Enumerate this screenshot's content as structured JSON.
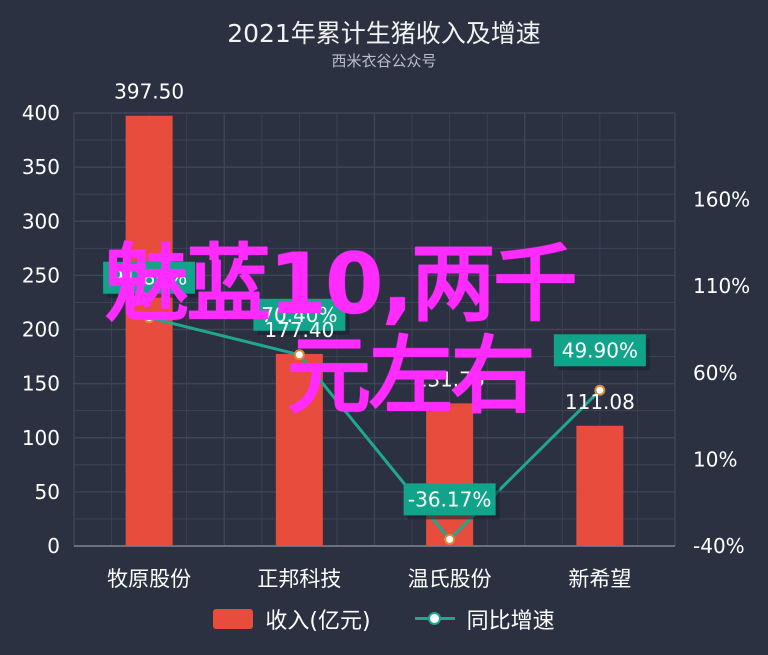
{
  "colors": {
    "background": "#2b3141",
    "bar": "#e74c3c",
    "line": "#1fa88f",
    "label_box": "#12a48a",
    "overlay_text": "#ff2bff",
    "grid": "#3e4557"
  },
  "watermark": {
    "line1": "魅蓝10,两千",
    "line2": "元左右"
  },
  "chart_data": {
    "type": "bar",
    "title": "2021年累计生猪收入及增速",
    "subtitle": "西米衣谷公众号",
    "categories": [
      "牧原股份",
      "正邦科技",
      "温氏股份",
      "新希望"
    ],
    "series": [
      {
        "name": "收入(亿元)",
        "type": "bar",
        "axis": "left",
        "values": [
          397.5,
          177.4,
          131.76,
          111.08
        ],
        "labels": [
          "397.50",
          "177.40",
          "131.76",
          "111.08"
        ]
      },
      {
        "name": "同比增速",
        "type": "line",
        "axis": "right",
        "values": [
          91.8,
          70.4,
          -36.17,
          49.9
        ],
        "labels": [
          "91.80%",
          "70.40%",
          "-36.17%",
          "49.90%"
        ]
      }
    ],
    "left_axis": {
      "ylim": [
        0,
        400
      ],
      "ticks": [
        "0",
        "50",
        "100",
        "150",
        "200",
        "250",
        "300",
        "350",
        "400"
      ]
    },
    "right_axis": {
      "ylim": [
        -40,
        210
      ],
      "ticks": [
        "-40%",
        "10%",
        "60%",
        "110%",
        "160%"
      ]
    },
    "grid": true,
    "legend": "bottom-center"
  }
}
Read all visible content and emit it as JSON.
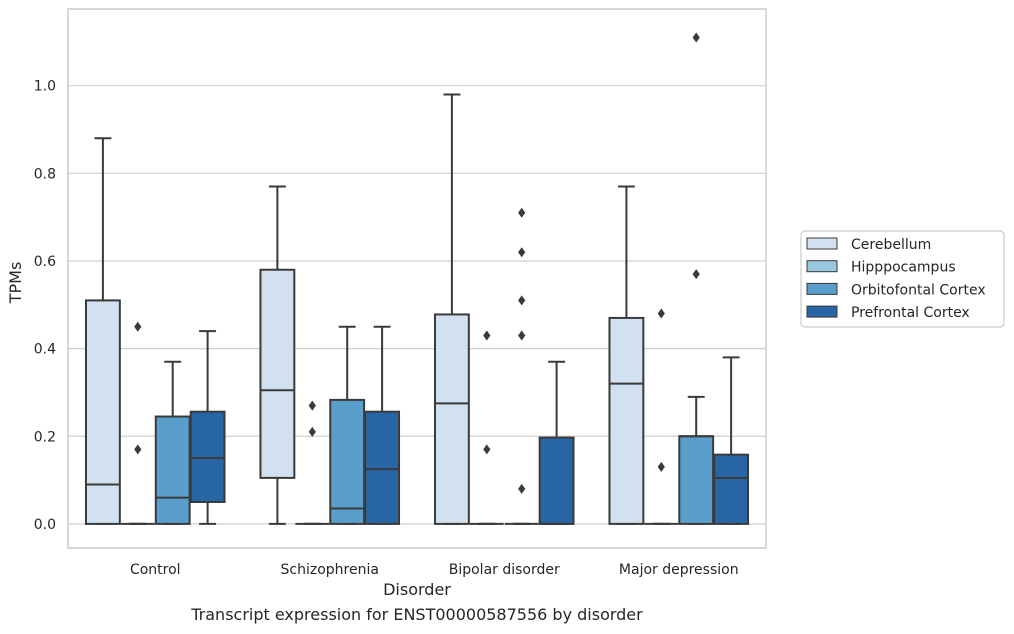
{
  "caption": "Transcript expression for ENST00000587556 by disorder",
  "colors": {
    "Cerebellum": "#d2e1f0",
    "Hipppocampus": "#9ac8e0",
    "Orbitofontal Cortex": "#5a9ecb",
    "Prefrontal Cortex": "#2865a5",
    "box_edge": "#3a3a3a",
    "grid": "#d0d0d0"
  },
  "chart_data": {
    "type": "box",
    "title": "",
    "xlabel": "Disorder",
    "ylabel": "TPMs",
    "ylim": [
      -0.055,
      1.175
    ],
    "yticks": [
      "0.0",
      "0.2",
      "0.4",
      "0.6",
      "0.8",
      "1.0"
    ],
    "categories": [
      "Control",
      "Schizophrenia",
      "Bipolar disorder",
      "Major depression"
    ],
    "grid": "horizontal",
    "legend_position": "right",
    "series": [
      {
        "name": "Cerebellum",
        "boxes": [
          {
            "whislo": 0.0,
            "q1": 0.0,
            "med": 0.09,
            "q3": 0.51,
            "whishi": 0.88,
            "fliers": []
          },
          {
            "whislo": 0.0,
            "q1": 0.105,
            "med": 0.305,
            "q3": 0.58,
            "whishi": 0.77,
            "fliers": []
          },
          {
            "whislo": 0.0,
            "q1": 0.0,
            "med": 0.275,
            "q3": 0.478,
            "whishi": 0.98,
            "fliers": []
          },
          {
            "whislo": 0.0,
            "q1": 0.0,
            "med": 0.32,
            "q3": 0.47,
            "whishi": 0.77,
            "fliers": []
          }
        ]
      },
      {
        "name": "Hipppocampus",
        "boxes": [
          {
            "whislo": 0.0,
            "q1": 0.0,
            "med": 0.0,
            "q3": 0.0,
            "whishi": 0.0,
            "fliers": [
              0.17,
              0.45
            ]
          },
          {
            "whislo": 0.0,
            "q1": 0.0,
            "med": 0.0,
            "q3": 0.0,
            "whishi": 0.0,
            "fliers": [
              0.21,
              0.27
            ]
          },
          {
            "whislo": 0.0,
            "q1": 0.0,
            "med": 0.0,
            "q3": 0.0,
            "whishi": 0.0,
            "fliers": [
              0.17,
              0.43
            ]
          },
          {
            "whislo": 0.0,
            "q1": 0.0,
            "med": 0.0,
            "q3": 0.0,
            "whishi": 0.0,
            "fliers": [
              0.13,
              0.48
            ]
          }
        ]
      },
      {
        "name": "Orbitofontal Cortex",
        "boxes": [
          {
            "whislo": 0.0,
            "q1": 0.0,
            "med": 0.06,
            "q3": 0.245,
            "whishi": 0.37,
            "fliers": []
          },
          {
            "whislo": 0.0,
            "q1": 0.0,
            "med": 0.035,
            "q3": 0.283,
            "whishi": 0.45,
            "fliers": []
          },
          {
            "whislo": 0.0,
            "q1": 0.0,
            "med": 0.0,
            "q3": 0.0,
            "whishi": 0.0,
            "fliers": [
              0.08,
              0.43,
              0.51,
              0.62,
              0.71
            ]
          },
          {
            "whislo": 0.0,
            "q1": 0.0,
            "med": 0.2,
            "q3": 0.2,
            "whishi": 0.29,
            "fliers": [
              0.57,
              1.11
            ]
          }
        ]
      },
      {
        "name": "Prefrontal Cortex",
        "boxes": [
          {
            "whislo": 0.0,
            "q1": 0.05,
            "med": 0.15,
            "q3": 0.256,
            "whishi": 0.44,
            "fliers": []
          },
          {
            "whislo": 0.0,
            "q1": 0.0,
            "med": 0.125,
            "q3": 0.256,
            "whishi": 0.45,
            "fliers": []
          },
          {
            "whislo": 0.0,
            "q1": 0.0,
            "med": 0.0,
            "q3": 0.197,
            "whishi": 0.37,
            "fliers": []
          },
          {
            "whislo": 0.0,
            "q1": 0.0,
            "med": 0.105,
            "q3": 0.158,
            "whishi": 0.38,
            "fliers": []
          }
        ]
      }
    ]
  }
}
......
• **WRITTEN INSTRUCTION**: Extract the full listing above verbatim; pictures are to be left out of the copy.

• **TASK SOLUTION**:
Enumerate this screenshot's content as structured JSON.
{
  "colors": {
    "background": "#2b3141",
    "bar": "#e74c3c",
    "line": "#1fa88f",
    "label_box": "#12a48a",
    "overlay_text": "#ff2bff",
    "grid": "#3e4557"
  },
  "watermark": {
    "line1": "魅蓝10,两千",
    "line2": "元左右"
  },
  "chart_data": {
    "type": "bar",
    "title": "2021年累计生猪收入及增速",
    "subtitle": "西米衣谷公众号",
    "categories": [
      "牧原股份",
      "正邦科技",
      "温氏股份",
      "新希望"
    ],
    "series": [
      {
        "name": "收入(亿元)",
        "type": "bar",
        "axis": "left",
        "values": [
          397.5,
          177.4,
          131.76,
          111.08
        ],
        "labels": [
          "397.50",
          "177.40",
          "131.76",
          "111.08"
        ]
      },
      {
        "name": "同比增速",
        "type": "line",
        "axis": "right",
        "values": [
          91.8,
          70.4,
          -36.17,
          49.9
        ],
        "labels": [
          "91.80%",
          "70.40%",
          "-36.17%",
          "49.90%"
        ]
      }
    ],
    "left_axis": {
      "ylim": [
        0,
        400
      ],
      "ticks": [
        "0",
        "50",
        "100",
        "150",
        "200",
        "250",
        "300",
        "350",
        "400"
      ]
    },
    "right_axis": {
      "ylim": [
        -40,
        210
      ],
      "ticks": [
        "-40%",
        "10%",
        "60%",
        "110%",
        "160%"
      ]
    },
    "grid": true,
    "legend": "bottom-center"
  }
}
Read all visible content and emit it as JSON.
{
  "caption": "Transcript expression for ENST00000587556 by disorder",
  "colors": {
    "Cerebellum": "#d2e1f0",
    "Hipppocampus": "#9ac8e0",
    "Orbitofontal Cortex": "#5a9ecb",
    "Prefrontal Cortex": "#2865a5",
    "box_edge": "#3a3a3a",
    "grid": "#d0d0d0"
  },
  "chart_data": {
    "type": "box",
    "title": "",
    "xlabel": "Disorder",
    "ylabel": "TPMs",
    "ylim": [
      -0.055,
      1.175
    ],
    "yticks": [
      "0.0",
      "0.2",
      "0.4",
      "0.6",
      "0.8",
      "1.0"
    ],
    "categories": [
      "Control",
      "Schizophrenia",
      "Bipolar disorder",
      "Major depression"
    ],
    "grid": "horizontal",
    "legend_position": "right",
    "series": [
      {
        "name": "Cerebellum",
        "boxes": [
          {
            "whislo": 0.0,
            "q1": 0.0,
            "med": 0.09,
            "q3": 0.51,
            "whishi": 0.88,
            "fliers": []
          },
          {
            "whislo": 0.0,
            "q1": 0.105,
            "med": 0.305,
            "q3": 0.58,
            "whishi": 0.77,
            "fliers": []
          },
          {
            "whislo": 0.0,
            "q1": 0.0,
            "med": 0.275,
            "q3": 0.478,
            "whishi": 0.98,
            "fliers": []
          },
          {
            "whislo": 0.0,
            "q1": 0.0,
            "med": 0.32,
            "q3": 0.47,
            "whishi": 0.77,
            "fliers": []
          }
        ]
      },
      {
        "name": "Hipppocampus",
        "boxes": [
          {
            "whislo": 0.0,
            "q1": 0.0,
            "med": 0.0,
            "q3": 0.0,
            "whishi": 0.0,
            "fliers": [
              0.17,
              0.45
            ]
          },
          {
            "whislo": 0.0,
            "q1": 0.0,
            "med": 0.0,
            "q3": 0.0,
            "whishi": 0.0,
            "fliers": [
              0.21,
              0.27
            ]
          },
          {
            "whislo": 0.0,
            "q1": 0.0,
            "med": 0.0,
            "q3": 0.0,
            "whishi": 0.0,
            "fliers": [
              0.17,
              0.43
            ]
          },
          {
            "whislo": 0.0,
            "q1": 0.0,
            "med": 0.0,
            "q3": 0.0,
            "whishi": 0.0,
            "fliers": [
              0.13,
              0.48
            ]
          }
        ]
      },
      {
        "name": "Orbitofontal Cortex",
        "boxes": [
          {
            "whislo": 0.0,
            "q1": 0.0,
            "med": 0.06,
            "q3": 0.245,
            "whishi": 0.37,
            "fliers": []
          },
          {
            "whislo": 0.0,
            "q1": 0.0,
            "med": 0.035,
            "q3": 0.283,
            "whishi": 0.45,
            "fliers": []
          },
          {
            "whislo": 0.0,
            "q1": 0.0,
            "med": 0.0,
            "q3": 0.0,
            "whishi": 0.0,
            "fliers": [
              0.08,
              0.43,
              0.51,
              0.62,
              0.71
            ]
          },
          {
            "whislo": 0.0,
            "q1": 0.0,
            "med": 0.2,
            "q3": 0.2,
            "whishi": 0.29,
            "fliers": [
              0.57,
              1.11
            ]
          }
        ]
      },
      {
        "name": "Prefrontal Cortex",
        "boxes": [
          {
            "whislo": 0.0,
            "q1": 0.05,
            "med": 0.15,
            "q3": 0.256,
            "whishi": 0.44,
            "fliers": []
          },
          {
            "whislo": 0.0,
            "q1": 0.0,
            "med": 0.125,
            "q3": 0.256,
            "whishi": 0.45,
            "fliers": []
          },
          {
            "whislo": 0.0,
            "q1": 0.0,
            "med": 0.0,
            "q3": 0.197,
            "whishi": 0.37,
            "fliers": []
          },
          {
            "whislo": 0.0,
            "q1": 0.0,
            "med": 0.105,
            "q3": 0.158,
            "whishi": 0.38,
            "fliers": []
          }
        ]
      }
    ]
  }
}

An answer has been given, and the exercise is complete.